Start

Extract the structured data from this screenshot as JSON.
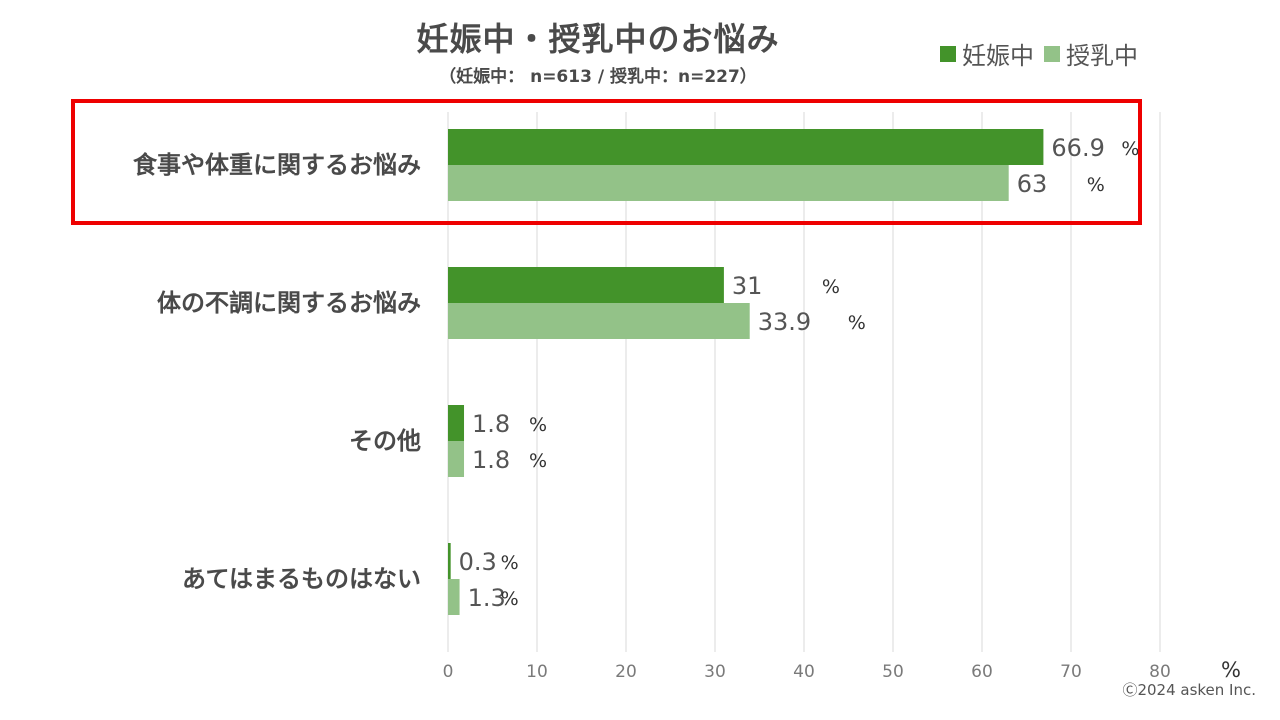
{
  "chart_data": {
    "type": "bar",
    "orientation": "horizontal",
    "title": "妊娠中・授乳中のお悩み",
    "subtitle": "（妊娠中： n=613 / 授乳中：n=227）",
    "categories": [
      "食事や体重に関するお悩み",
      "体の不調に関するお悩み",
      "その他",
      "あてはまるものはない"
    ],
    "series": [
      {
        "name": "妊娠中",
        "color": "#43932a",
        "values": [
          66.9,
          31,
          1.8,
          0.3
        ],
        "labels": [
          "66.9",
          "31",
          "1.8",
          "0.3"
        ]
      },
      {
        "name": "授乳中",
        "color": "#93c288",
        "values": [
          63,
          33.9,
          1.8,
          1.3
        ],
        "labels": [
          "63",
          "33.9",
          "1.8",
          "1.3"
        ]
      }
    ],
    "value_unit": "%",
    "xlim": [
      0,
      80
    ],
    "xticks": [
      "0",
      "10",
      "20",
      "30",
      "40",
      "50",
      "60",
      "70",
      "80"
    ],
    "xlabel": "%",
    "grid": true,
    "legend_position": "top-right",
    "highlighted_category": "食事や体重に関するお悩み",
    "highlight_color": "#ee0000"
  },
  "copyright": "Ⓒ2024 asken Inc."
}
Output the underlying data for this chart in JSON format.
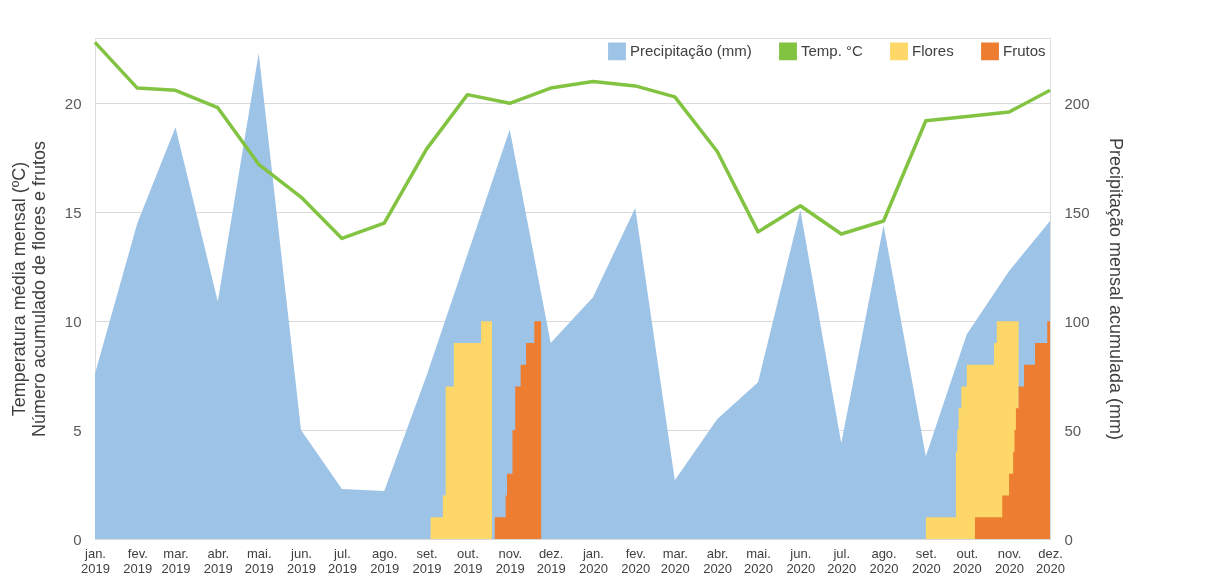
{
  "chart_data": {
    "type": "area",
    "ylabel": "Temperatura média mensal (ºC)\nNúmero acumulado de flores e frutos",
    "y2label": "Precipitação mensal acumulada (mm)",
    "x": [
      "2019-01",
      "2019-02",
      "2019-03",
      "2019-04",
      "2019-05",
      "2019-06",
      "2019-07",
      "2019-08",
      "2019-09",
      "2019-10",
      "2019-11",
      "2019-12",
      "2020-01",
      "2020-02",
      "2020-03",
      "2020-04",
      "2020-05",
      "2020-06",
      "2020-07",
      "2020-08",
      "2020-09",
      "2020-10",
      "2020-11",
      "2020-12"
    ],
    "xlim": [
      "2019-01",
      "2020-12"
    ],
    "xticks": [
      {
        "value": "2019-01",
        "label": "jan. 2019"
      },
      {
        "value": "2019-02",
        "label": "fev. 2019"
      },
      {
        "value": "2019-03",
        "label": "mar. 2019"
      },
      {
        "value": "2019-04",
        "label": "abr. 2019"
      },
      {
        "value": "2019-05",
        "label": "mai. 2019"
      },
      {
        "value": "2019-06",
        "label": "jun. 2019"
      },
      {
        "value": "2019-07",
        "label": "jul. 2019"
      },
      {
        "value": "2019-08",
        "label": "ago. 2019"
      },
      {
        "value": "2019-09",
        "label": "set. 2019"
      },
      {
        "value": "2019-10",
        "label": "out. 2019"
      },
      {
        "value": "2019-11",
        "label": "nov. 2019"
      },
      {
        "value": "2019-12",
        "label": "dez. 2019"
      },
      {
        "value": "2020-01",
        "label": "jan. 2020"
      },
      {
        "value": "2020-02",
        "label": "fev. 2020"
      },
      {
        "value": "2020-03",
        "label": "mar. 2020"
      },
      {
        "value": "2020-04",
        "label": "abr. 2020"
      },
      {
        "value": "2020-05",
        "label": "mai. 2020"
      },
      {
        "value": "2020-06",
        "label": "jun. 2020"
      },
      {
        "value": "2020-07",
        "label": "jul. 2020"
      },
      {
        "value": "2020-08",
        "label": "ago. 2020"
      },
      {
        "value": "2020-09",
        "label": "set. 2020"
      },
      {
        "value": "2020-10",
        "label": "out. 2020"
      },
      {
        "value": "2020-11",
        "label": "nov. 2020"
      },
      {
        "value": "2020-12",
        "label": "dez. 2020"
      }
    ],
    "ylim": [
      0,
      23
    ],
    "yticks": [
      0,
      5,
      10,
      15,
      20
    ],
    "y2lim": [
      0,
      230
    ],
    "y2ticks": [
      0,
      50,
      100,
      150,
      200
    ],
    "grid": "y",
    "legend": "top right",
    "series": [
      {
        "name": "Precipitação (mm)",
        "axis": "y2",
        "color": "#9dc3e6",
        "values": [
          76,
          145,
          189,
          109,
          223,
          50,
          23,
          22,
          75,
          null,
          188,
          90,
          111,
          152,
          27,
          55,
          72,
          151,
          44,
          144,
          38,
          94,
          123,
          146
        ]
      },
      {
        "name": "Temp. °C",
        "type": "line",
        "color": "#82c341",
        "values": [
          22.8,
          20.7,
          20.6,
          19.8,
          17.2,
          15.7,
          13.8,
          14.5,
          17.9,
          20.4,
          20.0,
          20.7,
          21.0,
          20.8,
          20.3,
          17.8,
          14.1,
          15.3,
          14.0,
          14.6,
          19.2,
          19.4,
          19.6,
          20.6
        ]
      },
      {
        "name": "Flores",
        "type": "area",
        "color": "#fdd868",
        "x": [
          "2019-09-04",
          "2019-09-13",
          "2019-09-13",
          "2019-09-15",
          "2019-09-15",
          "2019-09-21",
          "2019-09-21",
          "2019-10-11",
          "2019-10-11",
          "2019-10-19",
          "2019-10-19",
          "2020-09-01",
          "2020-09-01",
          "2020-09-23",
          "2020-09-23",
          "2020-09-24",
          "2020-09-24",
          "2020-09-25",
          "2020-09-25",
          "2020-09-27",
          "2020-09-27",
          "2020-10-01",
          "2020-10-01",
          "2020-10-21",
          "2020-10-21",
          "2020-10-23",
          "2020-10-23",
          "2020-11-08"
        ],
        "values": [
          1,
          1,
          2,
          2,
          7,
          7,
          9,
          9,
          10,
          10,
          0,
          0,
          1,
          1,
          4,
          4,
          5,
          5,
          6,
          6,
          7,
          7,
          8,
          8,
          9,
          9,
          10,
          10
        ]
      },
      {
        "name": "Frutos",
        "type": "area",
        "color": "#ed7d31",
        "x": [
          "2019-10-21",
          "2019-10-29",
          "2019-10-29",
          "2019-10-30",
          "2019-10-30",
          "2019-11-03",
          "2019-11-03",
          "2019-11-05",
          "2019-11-05",
          "2019-11-09",
          "2019-11-09",
          "2019-11-13",
          "2019-11-13",
          "2019-11-19",
          "2019-11-19",
          "2019-11-24",
          "2019-11-24",
          "2020-10-07",
          "2020-10-07",
          "2020-10-27",
          "2020-10-27",
          "2020-11-01",
          "2020-11-01",
          "2020-11-04",
          "2020-11-04",
          "2020-11-05",
          "2020-11-05",
          "2020-11-06",
          "2020-11-06",
          "2020-11-08",
          "2020-11-08",
          "2020-11-12",
          "2020-11-12",
          "2020-11-20",
          "2020-11-20",
          "2020-11-29",
          "2020-11-29",
          "2020-12-01"
        ],
        "values": [
          1,
          1,
          2,
          2,
          3,
          3,
          5,
          5,
          7,
          7,
          8,
          8,
          9,
          9,
          10,
          10,
          0,
          0,
          1,
          1,
          2,
          2,
          3,
          3,
          4,
          4,
          5,
          5,
          6,
          6,
          7,
          7,
          8,
          8,
          9,
          9,
          10,
          10
        ]
      }
    ]
  }
}
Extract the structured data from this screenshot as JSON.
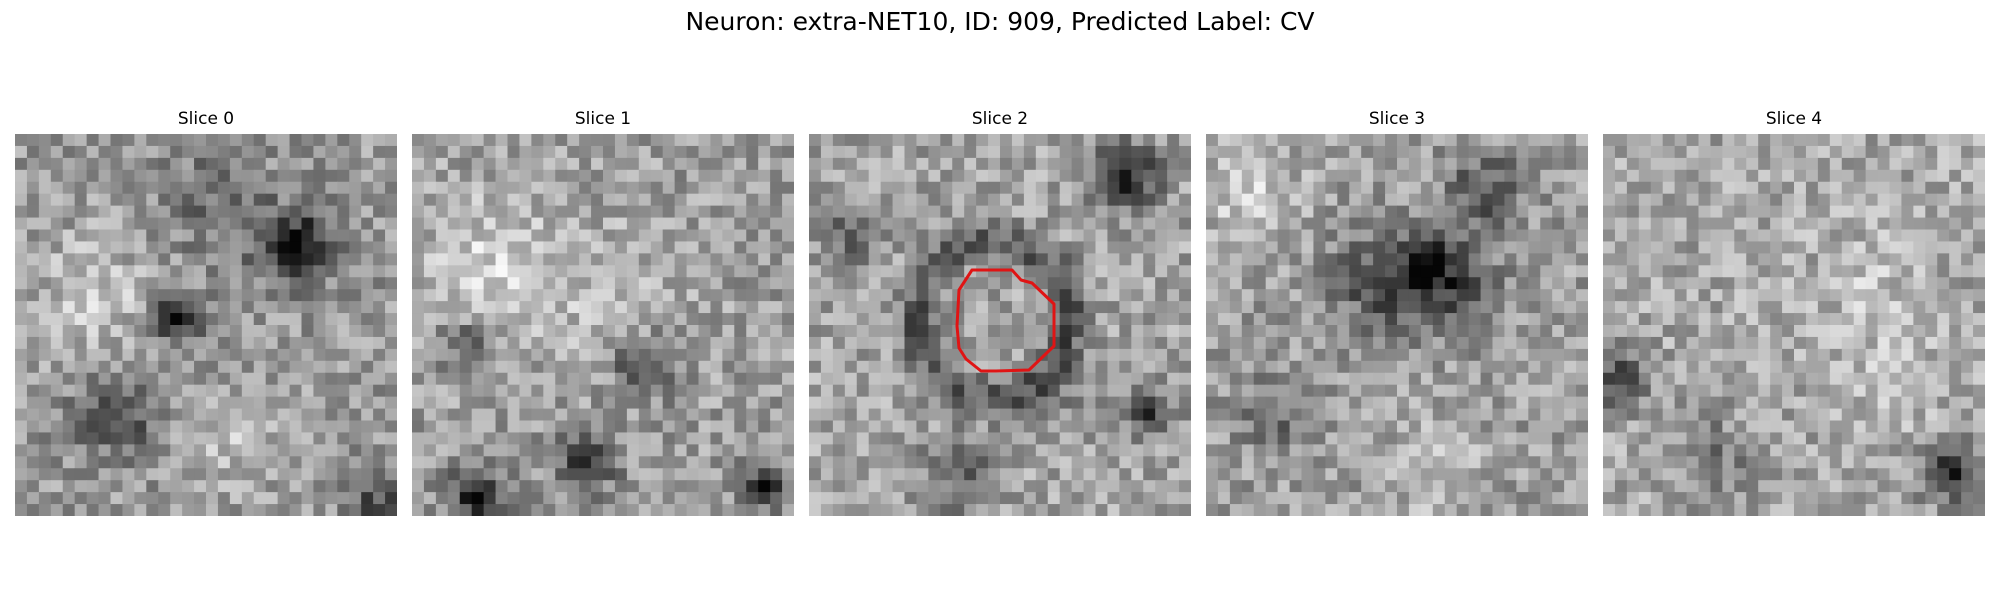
{
  "figure": {
    "title": "Neuron: extra-NET10, ID: 909, Predicted Label: CV"
  },
  "panels": [
    {
      "title": "Slice 0"
    },
    {
      "title": "Slice 1"
    },
    {
      "title": "Slice 2"
    },
    {
      "title": "Slice 3"
    },
    {
      "title": "Slice 4"
    }
  ],
  "colors": {
    "background": "#ffffff",
    "colormap": "gray",
    "contour": "#e01414"
  }
}
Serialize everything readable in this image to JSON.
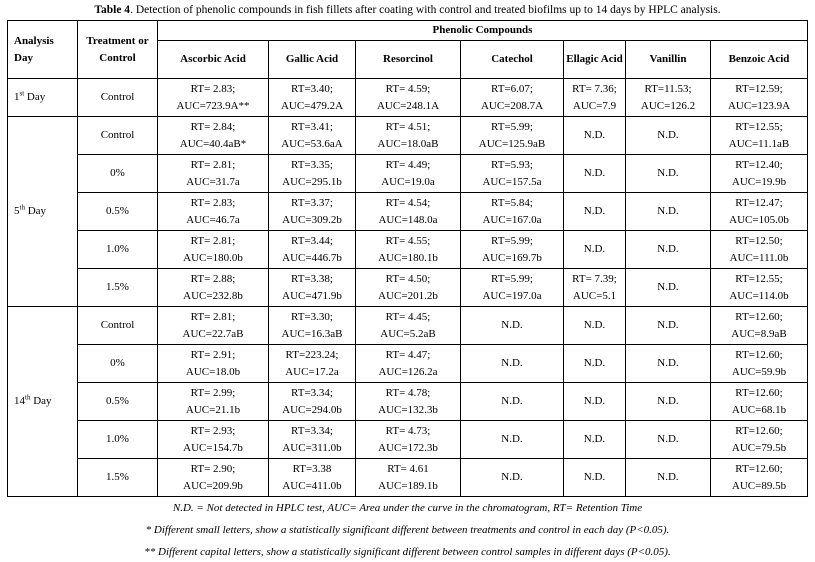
{
  "title": {
    "label": "Table 4",
    "text": ". Detection of phenolic compounds in fish fillets after coating with control and treated biofilms up to 14 days by HPLC analysis."
  },
  "headers": {
    "day": "Analysis Day",
    "treatment": "Treatment or Control",
    "group": "Phenolic Compounds",
    "compounds": [
      "Ascorbic Acid",
      "Gallic Acid",
      "Resorcinol",
      "Catechol",
      "Ellagic Acid",
      "Vanillin",
      "Benzoic Acid"
    ]
  },
  "groups": [
    {
      "day_num": "1",
      "day_sup": "st",
      "day_suffix": " Day",
      "rows": [
        {
          "treatment": "Control",
          "cells": [
            [
              "RT= 2.83;",
              "AUC=723.9A**"
            ],
            [
              "RT=3.40;",
              "AUC=479.2A"
            ],
            [
              "RT= 4.59;",
              "AUC=248.1A"
            ],
            [
              "RT=6.07;",
              "AUC=208.7A"
            ],
            [
              "RT= 7.36;",
              "AUC=7.9"
            ],
            [
              "RT=11.53;",
              "AUC=126.2"
            ],
            [
              "RT=12.59;",
              "AUC=123.9A"
            ]
          ]
        }
      ]
    },
    {
      "day_num": "5",
      "day_sup": "th",
      "day_suffix": " Day",
      "rows": [
        {
          "treatment": "Control",
          "cells": [
            [
              "RT= 2.84;",
              "AUC=40.4aB*"
            ],
            [
              "RT=3.41;",
              "AUC=53.6aA"
            ],
            [
              "RT= 4.51;",
              "AUC=18.0aB"
            ],
            [
              "RT=5.99;",
              "AUC=125.9aB"
            ],
            [
              "N.D."
            ],
            [
              "N.D."
            ],
            [
              "RT=12.55;",
              "AUC=11.1aB"
            ]
          ]
        },
        {
          "treatment": "0%",
          "cells": [
            [
              "RT= 2.81;",
              "AUC=31.7a"
            ],
            [
              "RT=3.35;",
              "AUC=295.1b"
            ],
            [
              "RT= 4.49;",
              "AUC=19.0a"
            ],
            [
              "RT=5.93;",
              "AUC=157.5a"
            ],
            [
              "N.D."
            ],
            [
              "N.D."
            ],
            [
              "RT=12.40;",
              "AUC=19.9b"
            ]
          ]
        },
        {
          "treatment": "0.5%",
          "cells": [
            [
              "RT= 2.83;",
              "AUC=46.7a"
            ],
            [
              "RT=3.37;",
              "AUC=309.2b"
            ],
            [
              "RT= 4.54;",
              "AUC=148.0a"
            ],
            [
              "RT=5.84;",
              "AUC=167.0a"
            ],
            [
              "N.D."
            ],
            [
              "N.D."
            ],
            [
              "RT=12.47;",
              "AUC=105.0b"
            ]
          ]
        },
        {
          "treatment": "1.0%",
          "cells": [
            [
              "RT= 2.81;",
              "AUC=180.0b"
            ],
            [
              "RT=3.44;",
              "AUC=446.7b"
            ],
            [
              "RT= 4.55;",
              "AUC=180.1b"
            ],
            [
              "RT=5.99;",
              "AUC=169.7b"
            ],
            [
              "N.D."
            ],
            [
              "N.D."
            ],
            [
              "RT=12.50;",
              "AUC=111.0b"
            ]
          ]
        },
        {
          "treatment": "1.5%",
          "cells": [
            [
              "RT= 2.88;",
              "AUC=232.8b"
            ],
            [
              "RT=3.38;",
              "AUC=471.9b"
            ],
            [
              "RT= 4.50;",
              "AUC=201.2b"
            ],
            [
              "RT=5.99;",
              "AUC=197.0a"
            ],
            [
              "RT= 7.39;",
              "AUC=5.1"
            ],
            [
              "N.D."
            ],
            [
              "RT=12.55;",
              "AUC=114.0b"
            ]
          ]
        }
      ]
    },
    {
      "day_num": "14",
      "day_sup": "th",
      "day_suffix": " Day",
      "rows": [
        {
          "treatment": "Control",
          "cells": [
            [
              "RT= 2.81;",
              "AUC=22.7aB"
            ],
            [
              "RT=3.30;",
              "AUC=16.3aB"
            ],
            [
              "RT= 4.45;",
              "AUC=5.2aB"
            ],
            [
              "N.D."
            ],
            [
              "N.D."
            ],
            [
              "N.D."
            ],
            [
              "RT=12.60;",
              "AUC=8.9aB"
            ]
          ]
        },
        {
          "treatment": "0%",
          "cells": [
            [
              "RT= 2.91;",
              "AUC=18.0b"
            ],
            [
              "RT=223.24;",
              "AUC=17.2a"
            ],
            [
              "RT= 4.47;",
              "AUC=126.2a"
            ],
            [
              "N.D."
            ],
            [
              "N.D."
            ],
            [
              "N.D."
            ],
            [
              "RT=12.60;",
              "AUC=59.9b"
            ]
          ]
        },
        {
          "treatment": "0.5%",
          "cells": [
            [
              "RT= 2.99;",
              "AUC=21.1b"
            ],
            [
              "RT=3.34;",
              "AUC=294.0b"
            ],
            [
              "RT= 4.78;",
              "AUC=132.3b"
            ],
            [
              "N.D."
            ],
            [
              "N.D."
            ],
            [
              "N.D."
            ],
            [
              "RT=12.60;",
              "AUC=68.1b"
            ]
          ]
        },
        {
          "treatment": "1.0%",
          "cells": [
            [
              "RT= 2.93;",
              "AUC=154.7b"
            ],
            [
              "RT=3.34;",
              "AUC=311.0b"
            ],
            [
              "RT= 4.73;",
              "AUC=172.3b"
            ],
            [
              "N.D."
            ],
            [
              "N.D."
            ],
            [
              "N.D."
            ],
            [
              "RT=12.60;",
              "AUC=79.5b"
            ]
          ]
        },
        {
          "treatment": "1.5%",
          "cells": [
            [
              "RT= 2.90;",
              "AUC=209.9b"
            ],
            [
              "RT=3.38",
              "AUC=411.0b"
            ],
            [
              "RT= 4.61",
              "AUC=189.1b"
            ],
            [
              "N.D."
            ],
            [
              "N.D."
            ],
            [
              "N.D."
            ],
            [
              "RT=12.60;",
              "AUC=89.5b"
            ]
          ]
        }
      ]
    }
  ],
  "footnotes": [
    "N.D. = Not detected in HPLC test, AUC= Area under the curve in the chromatogram, RT= Retention Time",
    "* Different small letters, show a statistically significant different between treatments and control in each day (P<0.05).",
    "** Different capital letters, show a statistically significant different between control samples in different days (P<0.05)."
  ]
}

End

## Stated task
In the entries above, identify each line that includes the string "different", then copy it.

## Task response
    "* Different small letters, show a statistically significant different between treatments and control in each day (P<0.05).",
    "** Different capital letters, show a statistically significant different between control samples in different days (P<0.05)."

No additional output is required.